Rewrite the data below with every "eye-icon" replaced by "visibility-icon" and everything else left unchanged. Leave the pictures out of your answer.
------ RECORDS PROVIDED
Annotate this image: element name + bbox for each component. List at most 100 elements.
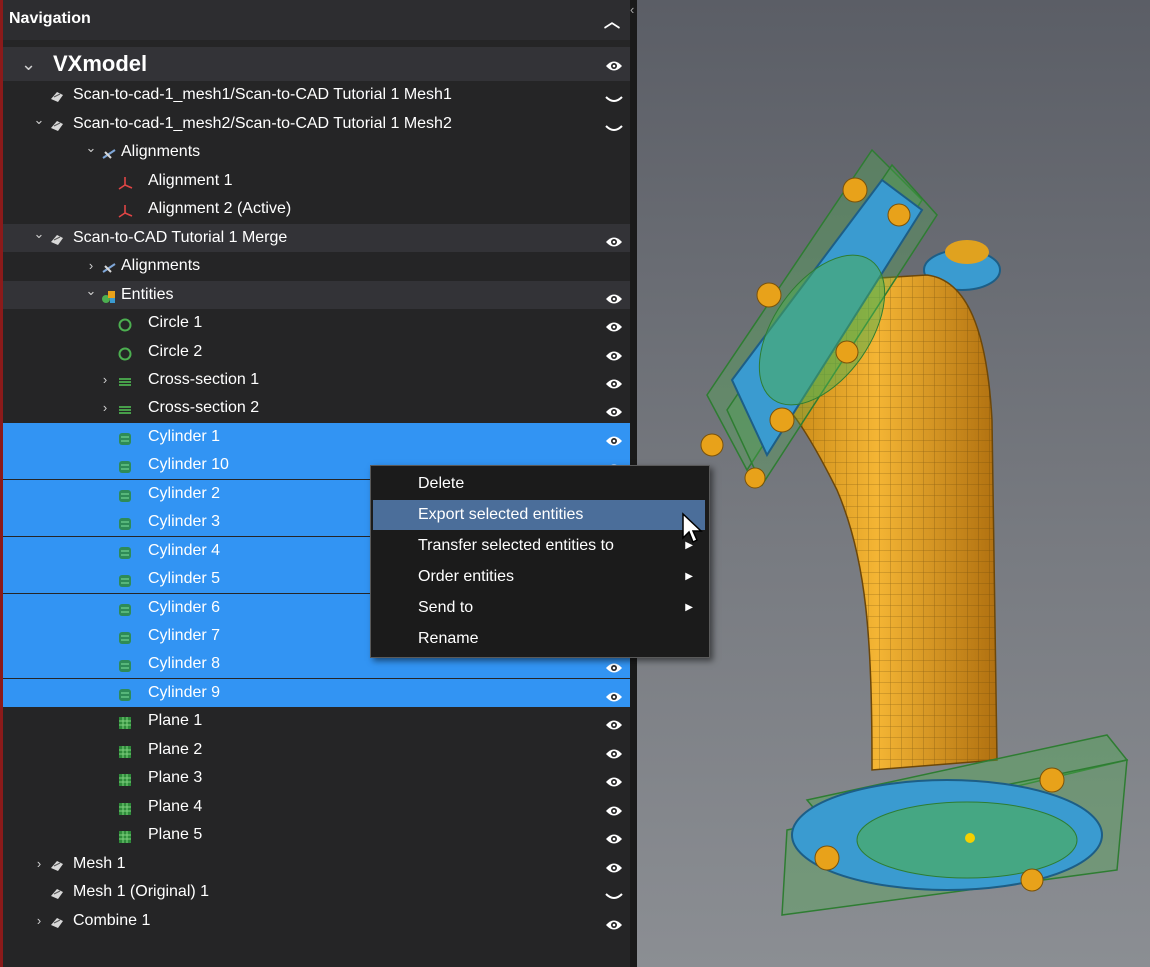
- eye-icon[interactable]: [605, 316, 623, 332]
- tree-row[interactable]: Alignment 2 (Active): [3, 195, 630, 223]
- mesh-icon: [49, 116, 65, 132]
- context-menu-item[interactable]: Send to ▶: [373, 593, 705, 623]
- tree-row[interactable]: Cylinder 1: [3, 422, 630, 451]
- plane-icon: [117, 770, 133, 787]
- cylinder-icon: [117, 429, 133, 445]
- plane-icon: [117, 827, 133, 844]
- eye-icon[interactable]: [605, 430, 623, 446]
- tree-row[interactable]: Plane 1: [3, 707, 630, 735]
- chevron-down-icon[interactable]: ⌄: [33, 106, 45, 134]
- tree-row-label: Plane 1: [148, 712, 203, 730]
- tree-row-label: Cylinder 8: [148, 655, 221, 673]
- eye-icon[interactable]: [605, 800, 623, 816]
- context-menu-item[interactable]: Delete: [373, 469, 705, 499]
- cylinder-icon: [117, 656, 133, 673]
- cross-icon: [117, 372, 133, 388]
- tree-row[interactable]: › Mesh 1: [3, 850, 630, 878]
- 3d-viewport[interactable]: [637, 0, 1150, 967]
- align-icon: [101, 258, 117, 274]
- tree-row-label: Alignments: [121, 257, 201, 275]
- tree-row-label: Plane 2: [148, 740, 203, 758]
- collapse-arrow-icon[interactable]: ‹: [630, 2, 634, 17]
- eye-icon[interactable]: [605, 743, 623, 759]
- eye-icon[interactable]: [605, 857, 623, 873]
- eye-icon[interactable]: [605, 345, 623, 360]
- tree-row[interactable]: ⌄ Scan-to-CAD Tutorial 1 Merge: [3, 223, 630, 252]
- tree-row[interactable]: › Cross-section 1: [3, 366, 630, 394]
- eye-icon[interactable]: [605, 401, 623, 417]
- tree-row[interactable]: Alignment 1: [3, 167, 630, 195]
- circle-icon: [117, 315, 133, 332]
- chevron-right-icon[interactable]: ›: [33, 907, 45, 935]
- plane-icon: [117, 713, 133, 730]
- context-menu-item-label: Rename: [418, 630, 479, 647]
- tree-row[interactable]: Plane 4: [3, 793, 630, 821]
- axis-icon: [117, 201, 133, 218]
- chevron-down-icon[interactable]: ⌄: [85, 277, 97, 305]
- tree-row-label: Cylinder 10: [148, 456, 229, 474]
- mesh-icon: [49, 913, 65, 929]
- eye-icon[interactable]: [605, 373, 623, 389]
- chevron-down-icon[interactable]: ⌄: [85, 134, 97, 162]
- eye-icon[interactable]: [605, 231, 623, 247]
- eye-icon[interactable]: [605, 771, 623, 787]
- context-menu-item[interactable]: Transfer selected entities to ▶: [373, 531, 705, 561]
- chevron-up-icon[interactable]: ︿: [604, 8, 620, 32]
- chevron-down-icon[interactable]: ⌄: [33, 220, 45, 248]
- tree-row-label: Cylinder 3: [148, 513, 221, 531]
- tree-row-label: Cylinder 4: [148, 541, 221, 559]
- tree-row-label: Scan-to-cad-1_mesh2/Scan-to-CAD Tutorial…: [73, 114, 452, 132]
- eye-icon[interactable]: [605, 714, 623, 730]
- mesh-icon: [49, 230, 65, 246]
- eye-icon[interactable]: [605, 914, 623, 929]
- tree-row[interactable]: › Combine 1: [3, 907, 630, 935]
- tree-row[interactable]: Cylinder 9: [3, 678, 630, 707]
- tree-row[interactable]: ⌄ Entities: [3, 280, 630, 309]
- tree-row-label: Cylinder 1: [148, 427, 221, 445]
- mesh-icon: [49, 87, 65, 103]
- eye-icon[interactable]: [605, 288, 623, 304]
- tree-row-label: Cylinder 7: [148, 627, 221, 644]
- 3d-model-render[interactable]: [637, 0, 1150, 967]
- tree-row[interactable]: Circle 1: [3, 309, 630, 337]
- cylinder-icon: [117, 571, 133, 588]
- tree-row[interactable]: Plane 3: [3, 764, 630, 792]
- context-menu: Delete Export selected entities Transfer s…: [370, 465, 710, 658]
- plane-icon: [117, 742, 133, 758]
- tree-row[interactable]: › Cross-section 2: [3, 394, 630, 422]
- submenu-arrow-icon: ▶: [685, 602, 693, 613]
- context-menu-item-label: Transfer selected entities to: [418, 537, 614, 554]
- context-menu-item[interactable]: Order entities ▶: [373, 562, 705, 592]
- tree-row[interactable]: ⌄ Alignments: [3, 138, 630, 166]
- eye-closed-icon[interactable]: [605, 88, 623, 103]
- chevron-right-icon[interactable]: ›: [33, 850, 45, 878]
- context-menu-item[interactable]: Export selected entities: [373, 500, 705, 530]
- tree-row[interactable]: Plane 2: [3, 736, 630, 764]
- context-menu-item[interactable]: Rename: [373, 624, 705, 654]
- tree-row[interactable]: ⌄ Scan-to-cad-1_mesh2/Scan-to-CAD Tutoria…: [3, 110, 630, 138]
- mesh-icon: [49, 884, 65, 900]
- tree-row-label: Alignment 1: [148, 171, 233, 189]
- circle-icon: [117, 344, 133, 360]
- tree-row[interactable]: Mesh 1 (Original) 1: [3, 878, 630, 906]
- eye-icon[interactable]: [605, 828, 623, 844]
- tree-row[interactable]: Scan-to-cad-1_mesh1/Scan-to-CAD Tutorial…: [3, 81, 630, 109]
- eye-icon[interactable]: [605, 657, 623, 673]
- cylinder-icon: [117, 685, 133, 701]
- tree-row[interactable]: › Alignments: [3, 252, 630, 280]
- cylinder-icon: [117, 543, 133, 559]
- tree-row-label: Plane 3: [148, 769, 203, 787]
- tree-row-label: Cylinder 6: [148, 598, 221, 616]
- chevron-right-icon[interactable]: ›: [99, 366, 111, 394]
- eye-closed-icon[interactable]: [605, 117, 623, 131]
- tree-row[interactable]: Plane 5: [3, 821, 630, 849]
- context-menu-item-label: Send to: [418, 599, 474, 616]
- eye-icon[interactable]: [605, 686, 623, 702]
- eye-closed-icon[interactable]: [605, 885, 623, 900]
- chevron-down-icon[interactable]: ⌄: [21, 47, 36, 81]
- eye-icon[interactable]: [605, 55, 623, 71]
- tree-row-label: Circle 2: [148, 342, 203, 360]
- tree-row[interactable]: Circle 2: [3, 338, 630, 366]
- chevron-right-icon[interactable]: ›: [99, 394, 111, 422]
- tree-row[interactable]: ⌄ VXmodel: [3, 47, 630, 81]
------------
## SOLUTION TO THE EXERCISE
Annotate this image: element name + bbox for each component. List at most 100 elements.
- visibility-icon[interactable]: [605, 316, 623, 332]
- tree-row[interactable]: Alignment 2 (Active): [3, 195, 630, 223]
- mesh-icon: [49, 116, 65, 132]
- context-menu-item[interactable]: Send to ▶: [373, 593, 705, 623]
- tree-row[interactable]: Cylinder 1: [3, 422, 630, 451]
- plane-icon: [117, 770, 133, 787]
- cylinder-icon: [117, 429, 133, 445]
- plane-icon: [117, 827, 133, 844]
- visibility-icon[interactable]: [605, 430, 623, 446]
- tree-row[interactable]: Plane 1: [3, 707, 630, 735]
- chevron-down-icon[interactable]: ⌄: [33, 106, 45, 134]
- tree-row-label: Plane 1: [148, 712, 203, 730]
- tree-row-label: Cylinder 8: [148, 655, 221, 673]
- visibility-icon[interactable]: [605, 800, 623, 816]
- context-menu-item[interactable]: Delete: [373, 469, 705, 499]
- cylinder-icon: [117, 656, 133, 673]
- cross-icon: [117, 372, 133, 388]
- tree-row[interactable]: › Mesh 1: [3, 850, 630, 878]
- 3d-viewport[interactable]: [637, 0, 1150, 967]
- align-icon: [101, 258, 117, 274]
- tree-row-label: Alignments: [121, 257, 201, 275]
- tree-row-label: Plane 2: [148, 740, 203, 758]
- collapse-arrow-icon[interactable]: ‹: [630, 2, 634, 17]
- visibility-icon[interactable]: [605, 743, 623, 759]
- visibility-icon[interactable]: [605, 857, 623, 873]
- visibility-icon[interactable]: [605, 345, 623, 360]
- tree-row[interactable]: ⌄ Scan-to-CAD Tutorial 1 Merge: [3, 223, 630, 252]
- tree-row[interactable]: › Cross-section 1: [3, 366, 630, 394]
- visibility-icon[interactable]: [605, 401, 623, 417]
- tree-row[interactable]: Alignment 1: [3, 167, 630, 195]
- circle-icon: [117, 315, 133, 332]
- chevron-right-icon[interactable]: ›: [33, 907, 45, 935]
- plane-icon: [117, 713, 133, 730]
- context-menu-item-label: Rename: [418, 630, 479, 647]
- tree-row[interactable]: Plane 4: [3, 793, 630, 821]
- axis-icon: [117, 201, 133, 218]
- chevron-down-icon[interactable]: ⌄: [85, 277, 97, 305]
- tree-row-label: Cylinder 10: [148, 456, 229, 474]
- mesh-icon: [49, 913, 65, 929]
- visibility-icon[interactable]: [605, 373, 623, 389]
- chevron-down-icon[interactable]: ⌄: [85, 134, 97, 162]
- visibility-icon[interactable]: [605, 231, 623, 247]
- visibility-icon[interactable]: [605, 771, 623, 787]
- context-menu-item[interactable]: Transfer selected entities to ▶: [373, 531, 705, 561]
- chevron-up-icon[interactable]: ︿: [604, 8, 620, 32]
- chevron-down-icon[interactable]: ⌄: [33, 220, 45, 248]
- tree-row-label: Cylinder 3: [148, 513, 221, 531]
- tree-row-label: Cylinder 4: [148, 541, 221, 559]
- tree-row-label: Scan-to-cad-1_mesh2/Scan-to-CAD Tutorial…: [73, 114, 452, 132]
- visibility-icon[interactable]: [605, 714, 623, 730]
- mesh-icon: [49, 230, 65, 246]
- visibility-icon[interactable]: [605, 914, 623, 929]
- tree-row[interactable]: › Combine 1: [3, 907, 630, 935]
- tree-row[interactable]: Cylinder 9: [3, 678, 630, 707]
- tree-row[interactable]: ⌄ Entities: [3, 280, 630, 309]
- tree-row-label: Cylinder 1: [148, 427, 221, 445]
- mesh-icon: [49, 87, 65, 103]
- visibility-icon[interactable]: [605, 288, 623, 304]
- tree-row-label: Cylinder 7: [148, 627, 221, 644]
- 3d-model-render[interactable]: [637, 0, 1150, 967]
- tree-row[interactable]: Circle 1: [3, 309, 630, 337]
- cylinder-icon: [117, 571, 133, 588]
- tree-row[interactable]: Plane 3: [3, 764, 630, 792]
- context-menu: Delete Export selected entities Transfer s…: [370, 465, 710, 658]
- plane-icon: [117, 742, 133, 758]
- tree-row[interactable]: › Cross-section 2: [3, 394, 630, 422]
- submenu-arrow-icon: ▶: [685, 602, 693, 613]
- context-menu-item-label: Transfer selected entities to: [418, 537, 614, 554]
- context-menu-item[interactable]: Order entities ▶: [373, 562, 705, 592]
- tree-row[interactable]: ⌄ Alignments: [3, 138, 630, 166]
- eye-closed-icon[interactable]: [605, 88, 623, 103]
- chevron-right-icon[interactable]: ›: [33, 850, 45, 878]
- context-menu-item[interactable]: Export selected entities: [373, 500, 705, 530]
- tree-row[interactable]: Plane 2: [3, 736, 630, 764]
- context-menu-item[interactable]: Rename: [373, 624, 705, 654]
- tree-row[interactable]: ⌄ Scan-to-cad-1_mesh2/Scan-to-CAD Tutoria…: [3, 110, 630, 138]
- mesh-icon: [49, 884, 65, 900]
- tree-row-label: Alignment 1: [148, 171, 233, 189]
- circle-icon: [117, 344, 133, 360]
- tree-row[interactable]: Mesh 1 (Original) 1: [3, 878, 630, 906]
- visibility-icon[interactable]: [605, 828, 623, 844]
- tree-row[interactable]: Scan-to-cad-1_mesh1/Scan-to-CAD Tutorial…: [3, 81, 630, 109]
- visibility-icon[interactable]: [605, 657, 623, 673]
- cylinder-icon: [117, 685, 133, 701]
- tree-row[interactable]: › Alignments: [3, 252, 630, 280]
- cylinder-icon: [117, 543, 133, 559]
- tree-row-label: Plane 3: [148, 769, 203, 787]
- tree-row-label: Cylinder 6: [148, 598, 221, 616]
- chevron-right-icon[interactable]: ›: [99, 366, 111, 394]
- eye-closed-icon[interactable]: [605, 117, 623, 131]
- tree-row[interactable]: Plane 5: [3, 821, 630, 849]
- context-menu-item-label: Send to: [418, 599, 474, 616]
- visibility-icon[interactable]: [605, 686, 623, 702]
- eye-closed-icon[interactable]: [605, 885, 623, 900]
- chevron-down-icon[interactable]: ⌄: [21, 47, 36, 81]
- visibility-icon[interactable]: [605, 55, 623, 71]
- tree-row-label: Circle 2: [148, 342, 203, 360]
- tree-row[interactable]: Circle 2: [3, 338, 630, 366]
- chevron-right-icon[interactable]: ›: [99, 394, 111, 422]
- tree-row[interactable]: ⌄ VXmodel: [3, 47, 630, 81]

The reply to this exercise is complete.